(Instruction):
Examine the entries and show every line in which the word "CalcPoints" is found.

(Given data):
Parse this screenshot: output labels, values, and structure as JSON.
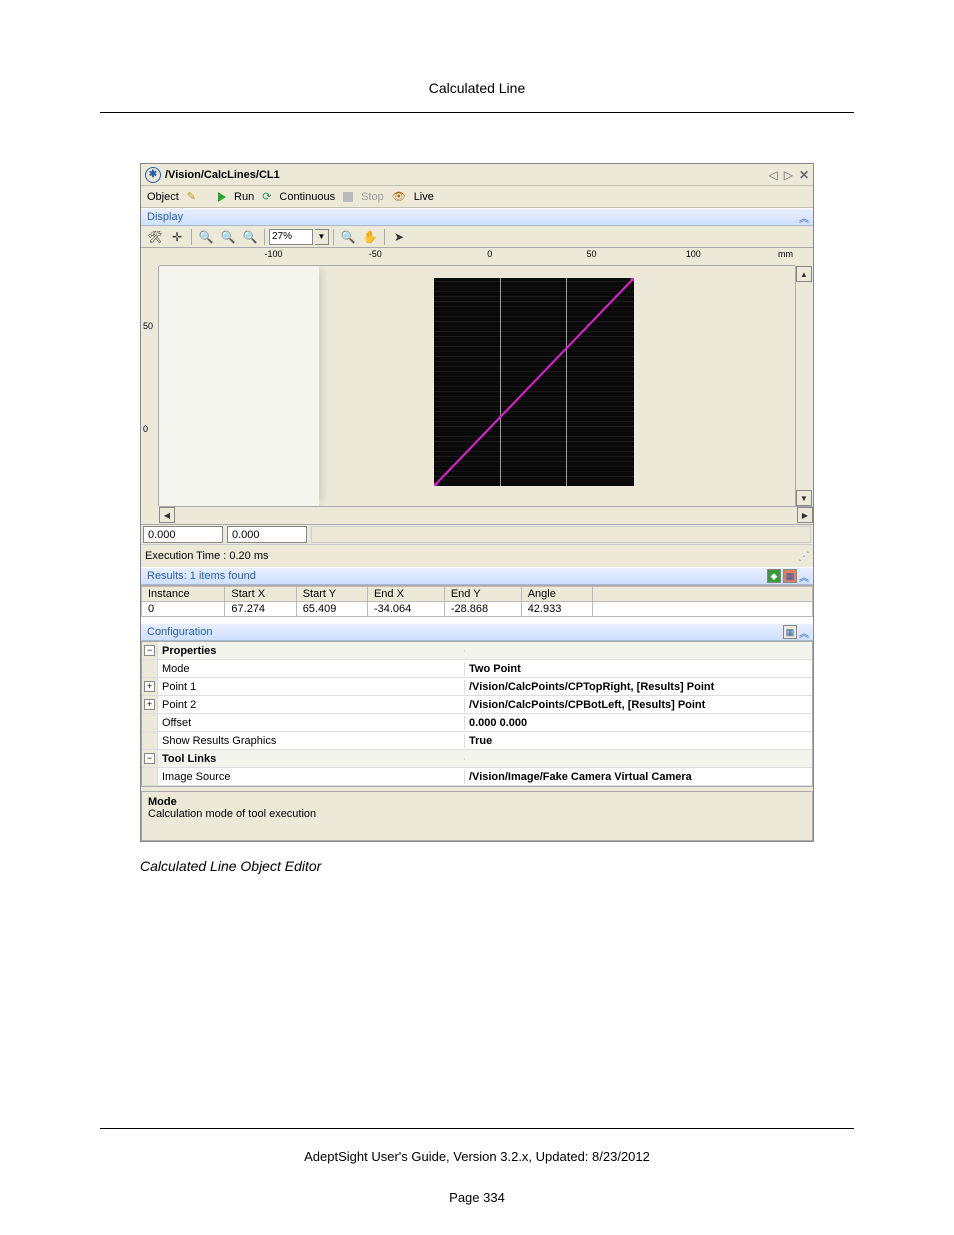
{
  "doc_title": "Calculated Line",
  "titlebar_path": "/Vision/CalcLines/CL1",
  "toolbar1": {
    "object_label": "Object",
    "run_label": "Run",
    "continuous_label": "Continuous",
    "stop_label": "Stop",
    "live_label": "Live"
  },
  "section_display": "Display",
  "zoom_value": "27%",
  "ruler_ticks": [
    "-100",
    "-50",
    "0",
    "50",
    "100"
  ],
  "ruler_unit": "mm",
  "ruler_v": [
    "50",
    "0"
  ],
  "coord_x": "0.000",
  "coord_y": "0.000",
  "exec_time": "Execution Time : 0.20 ms",
  "results_header": "Results: 1 items found",
  "results_cols": [
    "Instance",
    "Start X",
    "Start Y",
    "End X",
    "End Y",
    "Angle"
  ],
  "results_row": [
    "0",
    "67.274",
    "65.409",
    "-34.064",
    "-28.868",
    "42.933"
  ],
  "section_config": "Configuration",
  "props": {
    "group_props": "Properties",
    "mode_label": "Mode",
    "mode_value": "Two Point",
    "point1_label": "Point 1",
    "point1_value": "/Vision/CalcPoints/CPTopRight, [Results] Point",
    "point2_label": "Point 2",
    "point2_value": "/Vision/CalcPoints/CPBotLeft, [Results] Point",
    "offset_label": "Offset",
    "offset_value": "0.000 0.000",
    "show_label": "Show Results Graphics",
    "show_value": "True",
    "group_tool": "Tool Links",
    "imgsrc_label": "Image Source",
    "imgsrc_value": "/Vision/Image/Fake Camera Virtual Camera"
  },
  "desc_title": "Mode",
  "desc_text": "Calculation mode of tool execution",
  "caption": "Calculated Line Object Editor",
  "footer_text": "AdeptSight User's Guide,  Version 3.2.x, Updated: 8/23/2012",
  "page_number": "Page 334"
}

(Exercise response):
    "point1_value": "/Vision/CalcPoints/CPTopRight, [Results] Point",
    "point2_value": "/Vision/CalcPoints/CPBotLeft, [Results] Point",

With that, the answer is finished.